▶ _Exercise requirements_: Your task is to transcribe all of the records exactly and leave out the pictures.

▶ _Stored data_:
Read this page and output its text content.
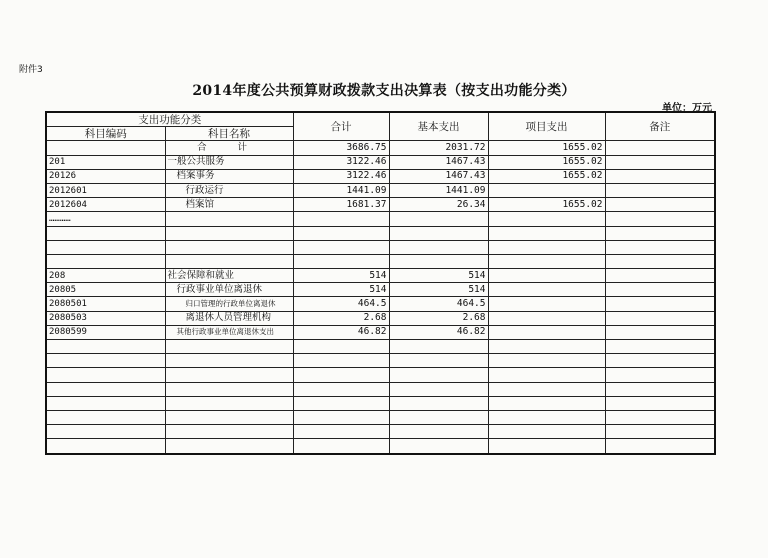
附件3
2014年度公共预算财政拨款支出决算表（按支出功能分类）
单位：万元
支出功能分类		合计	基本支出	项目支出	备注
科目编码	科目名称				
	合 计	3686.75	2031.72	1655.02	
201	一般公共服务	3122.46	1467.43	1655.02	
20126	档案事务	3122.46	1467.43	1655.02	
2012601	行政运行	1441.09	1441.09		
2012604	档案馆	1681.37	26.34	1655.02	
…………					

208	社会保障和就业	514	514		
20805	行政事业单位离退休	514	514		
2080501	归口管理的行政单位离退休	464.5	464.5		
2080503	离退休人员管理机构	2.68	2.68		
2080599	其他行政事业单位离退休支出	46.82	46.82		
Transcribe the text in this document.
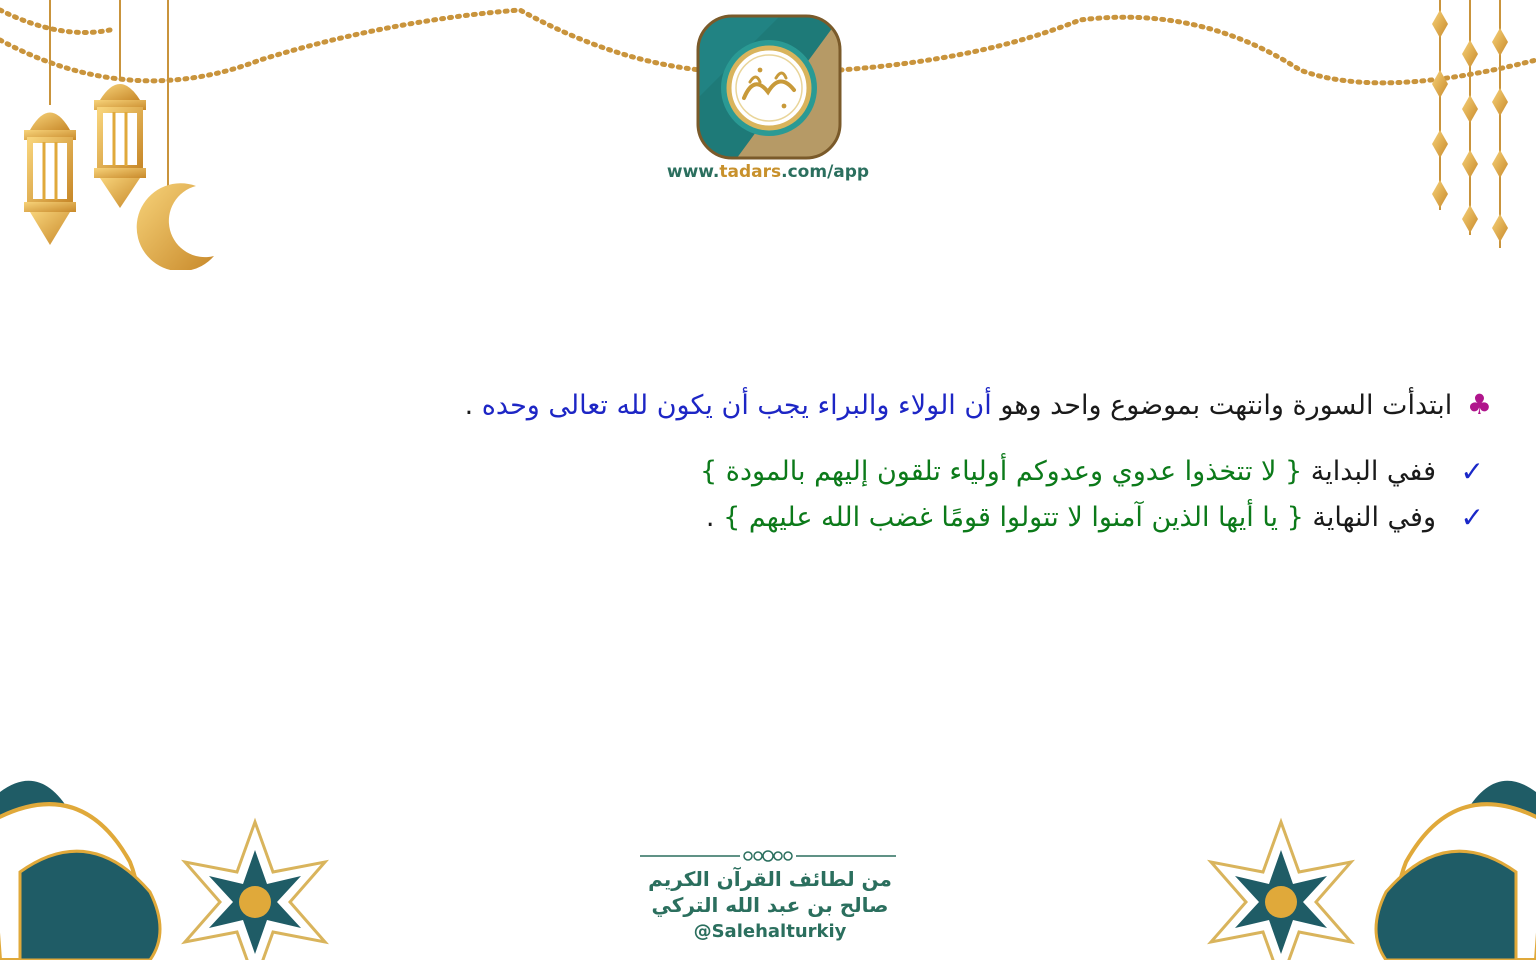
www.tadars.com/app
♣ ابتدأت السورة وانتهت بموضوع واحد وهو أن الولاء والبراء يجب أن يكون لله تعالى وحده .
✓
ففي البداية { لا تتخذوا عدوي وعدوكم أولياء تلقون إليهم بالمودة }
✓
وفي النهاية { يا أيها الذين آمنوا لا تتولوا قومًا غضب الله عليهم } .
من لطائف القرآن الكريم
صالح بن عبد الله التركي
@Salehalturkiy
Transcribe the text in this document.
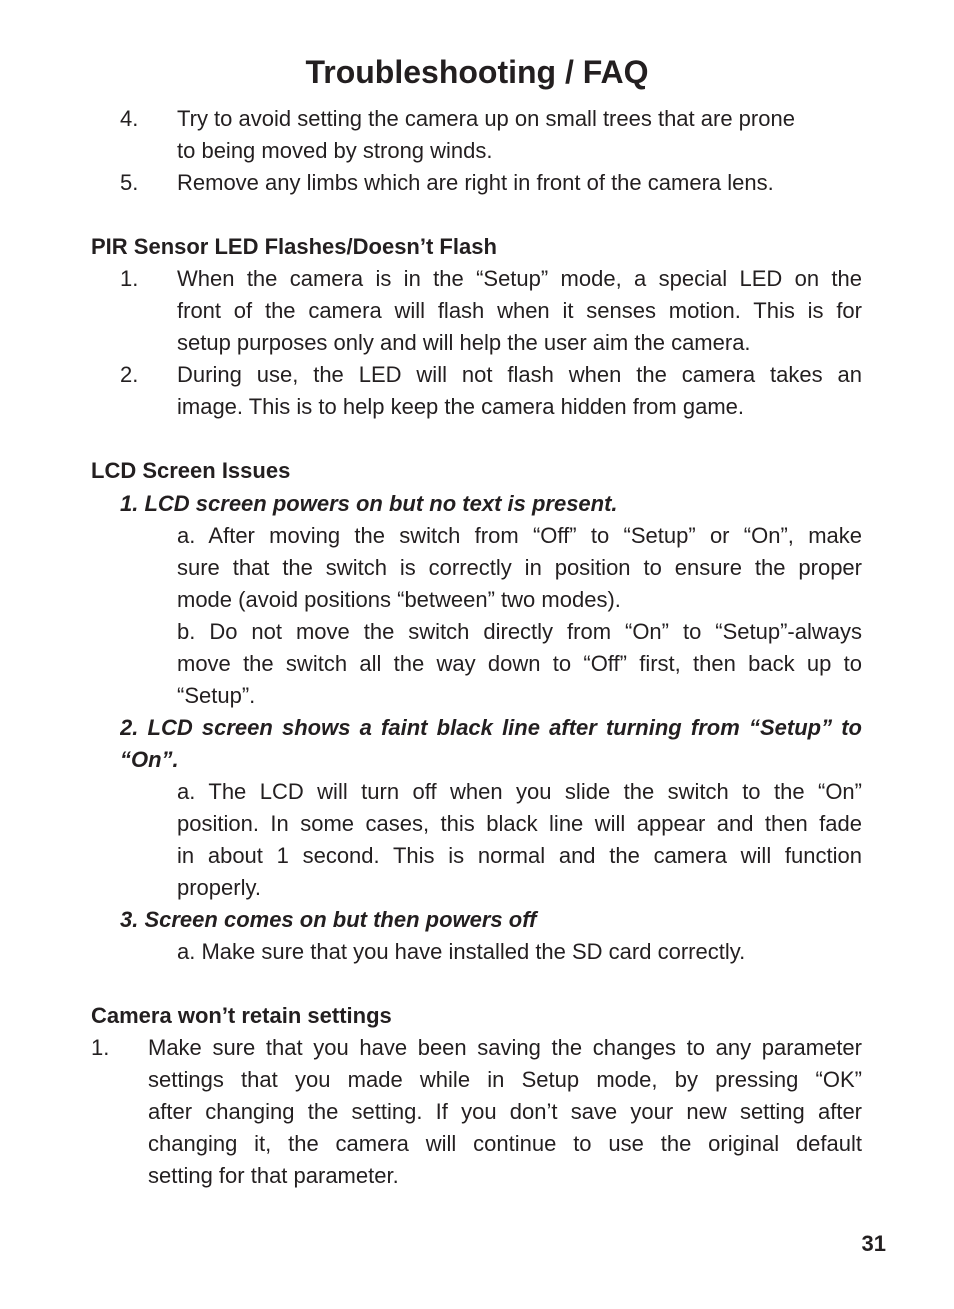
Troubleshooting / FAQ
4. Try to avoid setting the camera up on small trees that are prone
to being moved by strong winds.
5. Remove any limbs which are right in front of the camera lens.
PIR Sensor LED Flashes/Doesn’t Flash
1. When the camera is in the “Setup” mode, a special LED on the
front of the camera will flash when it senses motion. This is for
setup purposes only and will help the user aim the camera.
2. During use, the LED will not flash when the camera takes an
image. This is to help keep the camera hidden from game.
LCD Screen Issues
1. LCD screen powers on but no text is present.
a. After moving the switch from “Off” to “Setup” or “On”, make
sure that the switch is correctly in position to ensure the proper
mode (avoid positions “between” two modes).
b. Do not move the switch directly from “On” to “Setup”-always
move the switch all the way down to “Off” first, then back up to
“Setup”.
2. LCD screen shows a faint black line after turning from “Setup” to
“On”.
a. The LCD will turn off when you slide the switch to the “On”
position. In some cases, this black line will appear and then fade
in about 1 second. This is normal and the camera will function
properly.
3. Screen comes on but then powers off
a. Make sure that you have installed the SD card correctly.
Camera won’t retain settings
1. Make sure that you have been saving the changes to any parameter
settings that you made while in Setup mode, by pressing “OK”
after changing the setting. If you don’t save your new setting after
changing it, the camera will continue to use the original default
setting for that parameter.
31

▶ _Finished task_:
Read this page and output its text content.
附件3
2014年度公共预算财政拨款支出决算表（按支出功能分类）
单位：万元
支出功能分类		合计	基本支出	项目支出	备注
科目编码	科目名称				
	合 计	3686.75	2031.72	1655.02	
201	一般公共服务	3122.46	1467.43	1655.02	
20126	档案事务	3122.46	1467.43	1655.02	
2012601	行政运行	1441.09	1441.09		
2012604	档案馆	1681.37	26.34	1655.02	
…………					

208	社会保障和就业	514	514		
20805	行政事业单位离退休	514	514		
2080501	归口管理的行政单位离退休	464.5	464.5		
2080503	离退休人员管理机构	2.68	2.68		
2080599	其他行政事业单位离退休支出	46.82	46.82		
Transcribe the text in this document.
www.tadars.com/app
♣ ابتدأت السورة وانتهت بموضوع واحد وهو أن الولاء والبراء يجب أن يكون لله تعالى وحده .
✓
ففي البداية { لا تتخذوا عدوي وعدوكم أولياء تلقون إليهم بالمودة }
✓
وفي النهاية { يا أيها الذين آمنوا لا تتولوا قومًا غضب الله عليهم } .
من لطائف القرآن الكريم
صالح بن عبد الله التركي
@Salehalturkiy
Transcribe the text in this document.
Troubleshooting / FAQ
4. Try to avoid setting the camera up on small trees that are prone
to being moved by strong winds.
5. Remove any limbs which are right in front of the camera lens.
PIR Sensor LED Flashes/Doesn’t Flash
1. When the camera is in the “Setup” mode, a special LED on the
front of the camera will flash when it senses motion. This is for
setup purposes only and will help the user aim the camera.
2. During use, the LED will not flash when the camera takes an
image. This is to help keep the camera hidden from game.
LCD Screen Issues
1. LCD screen powers on but no text is present.
a. After moving the switch from “Off” to “Setup” or “On”, make
sure that the switch is correctly in position to ensure the proper
mode (avoid positions “between” two modes).
b. Do not move the switch directly from “On” to “Setup”-always
move the switch all the way down to “Off” first, then back up to
“Setup”.
2. LCD screen shows a faint black line after turning from “Setup” to
“On”.
a. The LCD will turn off when you slide the switch to the “On”
position. In some cases, this black line will appear and then fade
in about 1 second. This is normal and the camera will function
properly.
3. Screen comes on but then powers off
a. Make sure that you have installed the SD card correctly.
Camera won’t retain settings
1. Make sure that you have been saving the changes to any parameter
settings that you made while in Setup mode, by pressing “OK”
after changing the setting. If you don’t save your new setting after
changing it, the camera will continue to use the original default
setting for that parameter.
31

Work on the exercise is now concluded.